◆ Dataset excerpt ◆

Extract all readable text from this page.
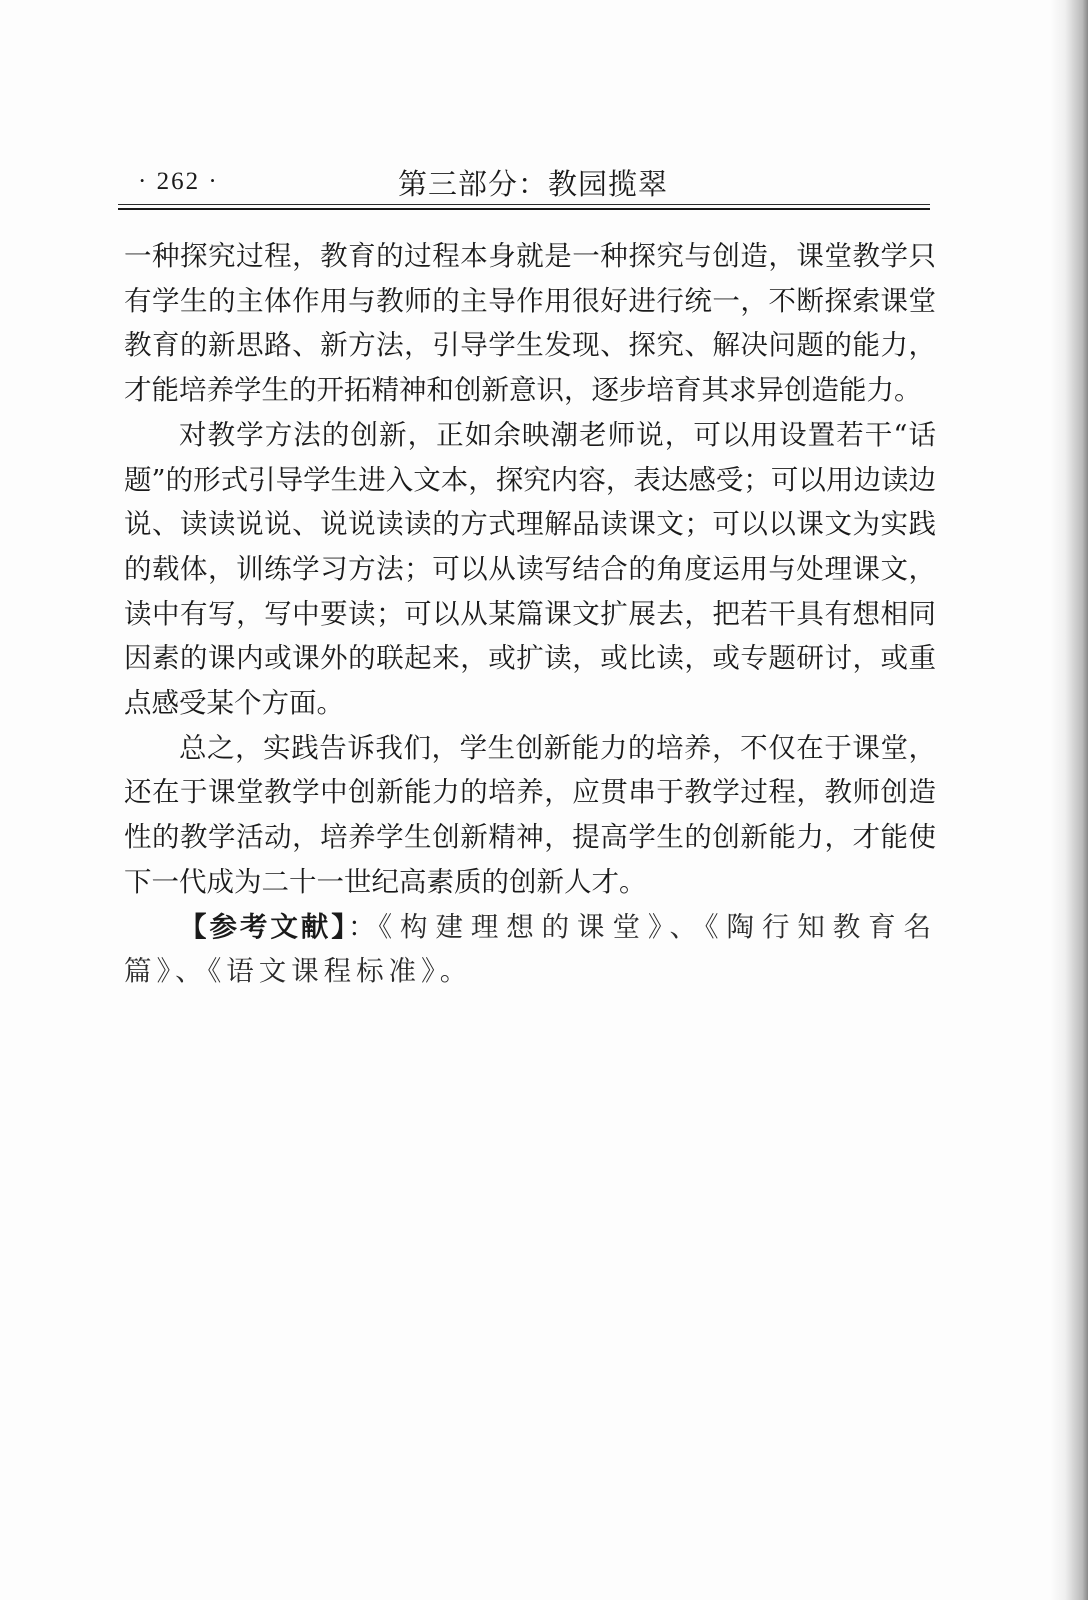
· 262 ·	第三部分：教园揽翠

一种探究过程，教育的过程本身就是一种探究与创造，课堂教学只有学生的主体作用与教师的主导作用很好进行统一，不断探索课堂教育的新思路、新方法，引导学生发现、探究、解决问题的能力，才能培养学生的开拓精神和创新意识，逐步培育其求异创造能力。

对教学方法的创新，正如余映潮老师说，可以用设置若干“话题”的形式引导学生进入文本，探究内容，表达感受；可以用边读边说、读读说说、说说读读的方式理解品读课文；可以以课文为实践的载体，训练学习方法；可以从读写结合的角度运用与处理课文，读中有写，写中要读；可以从某篇课文扩展去，把若干具有想相同因素的课内或课外的联起来，或扩读，或比读，或专题研讨，或重点感受某个方面。

总之，实践告诉我们，学生创新能力的培养，不仅在于课堂，还在于课堂教学中创新能力的培养，应贯串于教学过程，教师创造性的教学活动，培养学生创新精神，提高学生的创新能力，才能使下一代成为二十一世纪高素质的创新人才。

【参考文献】：《构建理想的课堂》、《陶行知教育名篇》、《语文课程标准》。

◆ Aim ◆
Write the listing out a second time exactly, dropping all images.

◆ Result ◆
Extract all readable text from this page.
· 262 ·	第三部分：教园揽翠

一种探究过程，教育的过程本身就是一种探究与创造，课堂教学只有学生的主体作用与教师的主导作用很好进行统一，不断探索课堂教育的新思路、新方法，引导学生发现、探究、解决问题的能力，才能培养学生的开拓精神和创新意识，逐步培育其求异创造能力。

对教学方法的创新，正如余映潮老师说，可以用设置若干“话题”的形式引导学生进入文本，探究内容，表达感受；可以用边读边说、读读说说、说说读读的方式理解品读课文；可以以课文为实践的载体，训练学习方法；可以从读写结合的角度运用与处理课文，读中有写，写中要读；可以从某篇课文扩展去，把若干具有想相同因素的课内或课外的联起来，或扩读，或比读，或专题研讨，或重点感受某个方面。

总之，实践告诉我们，学生创新能力的培养，不仅在于课堂，还在于课堂教学中创新能力的培养，应贯串于教学过程，教师创造性的教学活动，培养学生创新精神，提高学生的创新能力，才能使下一代成为二十一世纪高素质的创新人才。

【参考文献】：《构建理想的课堂》、《陶行知教育名篇》、《语文课程标准》。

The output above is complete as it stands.